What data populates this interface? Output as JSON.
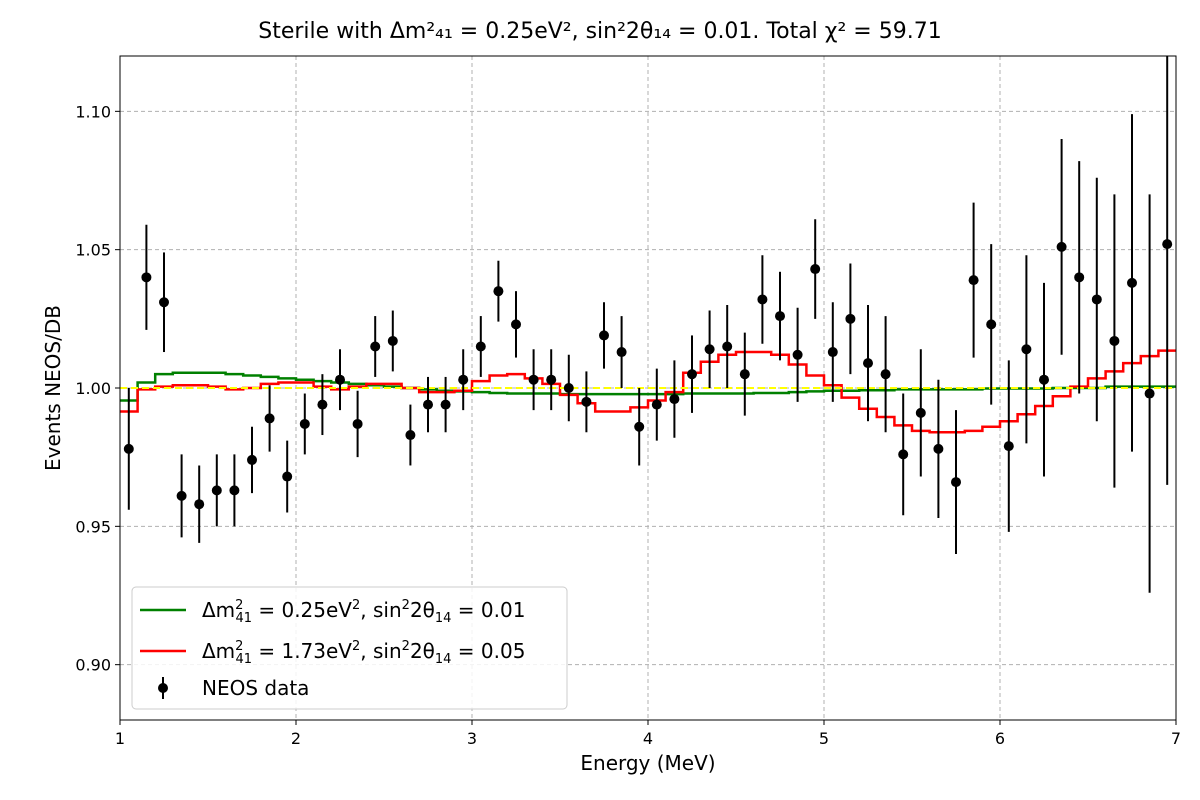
{
  "chart_data": {
    "type": "line",
    "title": "Sterile with Δm²₄₁ = 0.25eV², sin²2θ₁₄ = 0.01. Total χ² = 59.71",
    "xlabel": "Energy (MeV)",
    "ylabel": "Events NEOS/DB",
    "xlim": [
      1,
      7
    ],
    "ylim": [
      0.88,
      1.12
    ],
    "xticks": [
      1,
      2,
      3,
      4,
      5,
      6,
      7
    ],
    "yticks": [
      0.9,
      0.95,
      1.0,
      1.05,
      1.1
    ],
    "xtick_labels": [
      "1",
      "2",
      "3",
      "4",
      "5",
      "6",
      "7"
    ],
    "ytick_labels": [
      "0.90",
      "0.95",
      "1.00",
      "1.05",
      "1.10"
    ],
    "grid": true,
    "legend_position": "lower-left",
    "colors": {
      "green": "#008000",
      "red": "#ff0000",
      "yellow": "#ffff00",
      "data": "#000000",
      "grid": "#b0b0b0"
    },
    "series": [
      {
        "name": "Δm²₄₁ = 0.25eV², sin²2θ₁₄ = 0.01",
        "legend_main": "Δm",
        "legend_rest": " = 0.25eV",
        "legend_rest2": ", sin",
        "legend_rest3": "2θ",
        "legend_rest4": " = 0.01",
        "style": "step",
        "color": "#008000",
        "x": [
          1.05,
          1.15,
          1.25,
          1.35,
          1.45,
          1.55,
          1.65,
          1.75,
          1.85,
          1.95,
          2.05,
          2.15,
          2.25,
          2.35,
          2.45,
          2.55,
          2.65,
          2.75,
          2.85,
          2.95,
          3.05,
          3.15,
          3.25,
          3.35,
          3.45,
          3.55,
          3.65,
          3.75,
          3.85,
          3.95,
          4.05,
          4.15,
          4.25,
          4.35,
          4.45,
          4.55,
          4.65,
          4.75,
          4.85,
          4.95,
          5.05,
          5.15,
          5.25,
          5.35,
          5.45,
          5.55,
          5.65,
          5.75,
          5.85,
          5.95,
          6.05,
          6.15,
          6.25,
          6.35,
          6.45,
          6.55,
          6.65,
          6.75,
          6.85,
          6.95
        ],
        "values": [
          0.9955,
          1.002,
          1.005,
          1.0055,
          1.0055,
          1.0055,
          1.005,
          1.0045,
          1.004,
          1.0035,
          1.003,
          1.0025,
          1.002,
          1.0015,
          1.001,
          1.0005,
          1.0,
          0.9995,
          0.999,
          0.9988,
          0.9985,
          0.9982,
          0.998,
          0.998,
          0.998,
          0.9978,
          0.9978,
          0.9978,
          0.9978,
          0.9978,
          0.9978,
          0.9978,
          0.998,
          0.998,
          0.998,
          0.998,
          0.9982,
          0.9982,
          0.9985,
          0.9988,
          0.999,
          0.999,
          0.9992,
          0.9992,
          0.9995,
          0.9995,
          0.9995,
          0.9995,
          0.9995,
          0.9998,
          0.9998,
          0.9998,
          0.9998,
          1.0,
          1.0,
          1.0,
          1.0005,
          1.0005,
          1.0005,
          1.0005
        ]
      },
      {
        "name": "Δm²₄₁ = 1.73eV², sin²2θ₁₄ = 0.05",
        "legend_main": "Δm",
        "legend_rest": " = 1.73eV",
        "legend_rest2": ", sin",
        "legend_rest3": "2θ",
        "legend_rest4": " = 0.05",
        "style": "step",
        "color": "#ff0000",
        "x": [
          1.05,
          1.15,
          1.25,
          1.35,
          1.45,
          1.55,
          1.65,
          1.75,
          1.85,
          1.95,
          2.05,
          2.15,
          2.25,
          2.35,
          2.45,
          2.55,
          2.65,
          2.75,
          2.85,
          2.95,
          3.05,
          3.15,
          3.25,
          3.35,
          3.45,
          3.55,
          3.65,
          3.75,
          3.85,
          3.95,
          4.05,
          4.15,
          4.25,
          4.35,
          4.45,
          4.55,
          4.65,
          4.75,
          4.85,
          4.95,
          5.05,
          5.15,
          5.25,
          5.35,
          5.45,
          5.55,
          5.65,
          5.75,
          5.85,
          5.95,
          6.05,
          6.15,
          6.25,
          6.35,
          6.45,
          6.55,
          6.65,
          6.75,
          6.85,
          6.95
        ],
        "values": [
          0.9915,
          0.9995,
          1.0005,
          1.001,
          1.001,
          1.0005,
          0.9995,
          1.0,
          1.0015,
          1.002,
          1.002,
          1.0005,
          0.9995,
          1.0005,
          1.0015,
          1.0015,
          1.0,
          0.9985,
          0.9985,
          0.999,
          1.0025,
          1.0045,
          1.005,
          1.0035,
          1.0015,
          0.9975,
          0.9945,
          0.9915,
          0.9915,
          0.993,
          0.9955,
          0.9985,
          1.0055,
          1.0095,
          1.012,
          1.013,
          1.013,
          1.012,
          1.0085,
          1.0045,
          1.001,
          0.9965,
          0.9925,
          0.9895,
          0.9865,
          0.9845,
          0.984,
          0.984,
          0.9845,
          0.986,
          0.988,
          0.9905,
          0.9935,
          0.997,
          1.0005,
          1.0035,
          1.006,
          1.009,
          1.0115,
          1.0135
        ]
      },
      {
        "name": "",
        "style": "dashed",
        "color": "#ffff00",
        "x": [
          1.0,
          7.0
        ],
        "values": [
          1.0,
          1.0
        ]
      }
    ],
    "data": {
      "name": "NEOS data",
      "color": "#000000",
      "x": [
        1.05,
        1.15,
        1.25,
        1.35,
        1.45,
        1.55,
        1.65,
        1.75,
        1.85,
        1.95,
        2.05,
        2.15,
        2.25,
        2.35,
        2.45,
        2.55,
        2.65,
        2.75,
        2.85,
        2.95,
        3.05,
        3.15,
        3.25,
        3.35,
        3.45,
        3.55,
        3.65,
        3.75,
        3.85,
        3.95,
        4.05,
        4.15,
        4.25,
        4.35,
        4.45,
        4.55,
        4.65,
        4.75,
        4.85,
        4.95,
        5.05,
        5.15,
        5.25,
        5.35,
        5.45,
        5.55,
        5.65,
        5.75,
        5.85,
        5.95,
        6.05,
        6.15,
        6.25,
        6.35,
        6.45,
        6.55,
        6.65,
        6.75,
        6.85,
        6.95
      ],
      "y": [
        0.978,
        1.04,
        1.031,
        0.961,
        0.958,
        0.963,
        0.963,
        0.974,
        0.989,
        0.968,
        0.987,
        0.994,
        1.003,
        0.987,
        1.015,
        1.017,
        0.983,
        0.994,
        0.994,
        1.003,
        1.015,
        1.035,
        1.023,
        1.003,
        1.003,
        1.0,
        0.995,
        1.019,
        1.013,
        0.986,
        0.994,
        0.996,
        1.005,
        1.014,
        1.015,
        1.005,
        1.032,
        1.026,
        1.012,
        1.043,
        1.013,
        1.025,
        1.009,
        1.005,
        0.976,
        0.991,
        0.978,
        0.966,
        1.039,
        1.023,
        0.979,
        1.014,
        1.003,
        1.051,
        1.04,
        1.032,
        1.017,
        1.038,
        0.998,
        1.052
      ],
      "err": [
        0.022,
        0.019,
        0.018,
        0.015,
        0.014,
        0.013,
        0.013,
        0.012,
        0.012,
        0.013,
        0.011,
        0.011,
        0.011,
        0.012,
        0.011,
        0.011,
        0.011,
        0.01,
        0.01,
        0.011,
        0.011,
        0.011,
        0.012,
        0.011,
        0.011,
        0.012,
        0.011,
        0.012,
        0.013,
        0.014,
        0.013,
        0.014,
        0.014,
        0.014,
        0.015,
        0.015,
        0.016,
        0.016,
        0.017,
        0.018,
        0.018,
        0.02,
        0.021,
        0.021,
        0.022,
        0.023,
        0.025,
        0.026,
        0.028,
        0.029,
        0.031,
        0.034,
        0.035,
        0.039,
        0.042,
        0.044,
        0.053,
        0.061,
        0.072,
        0.087
      ]
    }
  }
}
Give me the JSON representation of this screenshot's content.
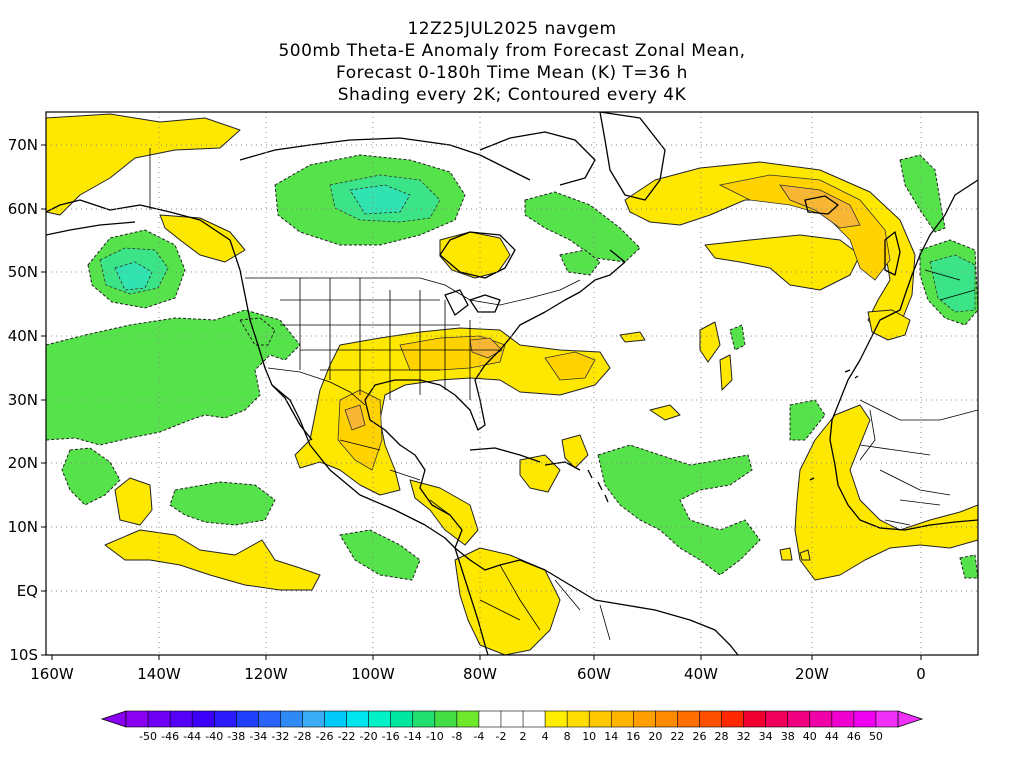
{
  "title": {
    "line1": "12Z25JUL2025 navgem",
    "line2": "500mb Theta-E Anomaly from Forecast Zonal Mean,",
    "line3": "Forecast 0-180h Time Mean (K) T=36 h",
    "line4": "Shading every 2K; Contoured every 4K"
  },
  "axes": {
    "lon_labels": [
      "160W",
      "140W",
      "120W",
      "100W",
      "80W",
      "60W",
      "40W",
      "20W",
      "0"
    ],
    "lat_labels": [
      "70N",
      "60N",
      "50N",
      "40N",
      "30N",
      "20N",
      "10N",
      "EQ",
      "10S"
    ]
  },
  "colorbar": {
    "labels": [
      "-50",
      "-46",
      "-44",
      "-40",
      "-38",
      "-34",
      "-32",
      "-28",
      "-26",
      "-22",
      "-20",
      "-16",
      "-14",
      "-10",
      "-8",
      "-4",
      "-2",
      "2",
      "4",
      "8",
      "10",
      "14",
      "16",
      "20",
      "22",
      "26",
      "28",
      "32",
      "34",
      "38",
      "40",
      "44",
      "46",
      "50"
    ],
    "colors": [
      "#8a00f0",
      "#6e00f5",
      "#5500f8",
      "#3c00fa",
      "#2a1afc",
      "#1f3ffc",
      "#2a64fa",
      "#2f8af8",
      "#3aacf6",
      "#00c8f8",
      "#00e4ee",
      "#00f0c8",
      "#00e8a0",
      "#22e070",
      "#44dd44",
      "#6ee82a",
      "#ffffff",
      "#ffffff",
      "#ffffff",
      "#ffee00",
      "#ffdd00",
      "#ffc800",
      "#ffb400",
      "#ffa000",
      "#ff8c00",
      "#ff6e00",
      "#ff5000",
      "#ff2800",
      "#f00030",
      "#f0005a",
      "#f00080",
      "#f000a8",
      "#f000d0",
      "#f000f0",
      "#f030f8"
    ],
    "left_arrow_color": "#8a00f0",
    "right_arrow_color": "#f030f8"
  },
  "shading_colors": {
    "green_light": "#55e24a",
    "green_mid": "#3be486",
    "green_strong": "#31e3b0",
    "yellow": "#ffe800",
    "yellow_orange": "#ffd200",
    "orange": "#f7b633"
  }
}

——————————

§ Work to complete: Pull every line containing "JSON" out of the records.

§ Response to the task:
What data populates this interface? Output as JSON.
Give me the JSON representation of this screenshot's content.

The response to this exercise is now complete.